TASK OBJECTIVE:
Make an exact copy of all the records.

· · · · · · ·

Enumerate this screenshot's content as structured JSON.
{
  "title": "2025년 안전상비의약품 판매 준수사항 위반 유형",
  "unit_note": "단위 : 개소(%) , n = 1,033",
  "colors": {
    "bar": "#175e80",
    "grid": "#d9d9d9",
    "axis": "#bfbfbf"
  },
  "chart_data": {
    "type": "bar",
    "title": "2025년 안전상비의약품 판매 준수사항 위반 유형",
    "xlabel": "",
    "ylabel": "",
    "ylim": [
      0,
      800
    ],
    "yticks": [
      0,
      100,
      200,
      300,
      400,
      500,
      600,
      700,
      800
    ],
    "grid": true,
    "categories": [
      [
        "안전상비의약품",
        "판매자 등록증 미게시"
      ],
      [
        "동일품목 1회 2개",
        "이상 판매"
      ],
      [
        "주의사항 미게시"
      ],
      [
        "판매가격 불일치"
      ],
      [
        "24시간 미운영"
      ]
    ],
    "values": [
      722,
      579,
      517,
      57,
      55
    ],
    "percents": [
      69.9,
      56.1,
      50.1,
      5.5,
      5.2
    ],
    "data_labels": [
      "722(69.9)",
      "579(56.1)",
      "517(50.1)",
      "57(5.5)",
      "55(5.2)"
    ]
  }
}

· · · · · · ·

EXERCISE ANSWER:
Enumerate this screenshot's content as structured JSON.
{
  "title": "2025년 안전상비의약품 판매 준수사항 위반 유형",
  "unit_note": "단위 : 개소(%) , n = 1,033",
  "colors": {
    "bar": "#175e80",
    "grid": "#d9d9d9",
    "axis": "#bfbfbf"
  },
  "chart_data": {
    "type": "bar",
    "title": "2025년 안전상비의약품 판매 준수사항 위반 유형",
    "xlabel": "",
    "ylabel": "",
    "ylim": [
      0,
      800
    ],
    "yticks": [
      0,
      100,
      200,
      300,
      400,
      500,
      600,
      700,
      800
    ],
    "grid": true,
    "categories": [
      [
        "안전상비의약품",
        "판매자 등록증 미게시"
      ],
      [
        "동일품목 1회 2개",
        "이상 판매"
      ],
      [
        "주의사항 미게시"
      ],
      [
        "판매가격 불일치"
      ],
      [
        "24시간 미운영"
      ]
    ],
    "values": [
      722,
      579,
      517,
      57,
      55
    ],
    "percents": [
      69.9,
      56.1,
      50.1,
      5.5,
      5.2
    ],
    "data_labels": [
      "722(69.9)",
      "579(56.1)",
      "517(50.1)",
      "57(5.5)",
      "55(5.2)"
    ]
  }
}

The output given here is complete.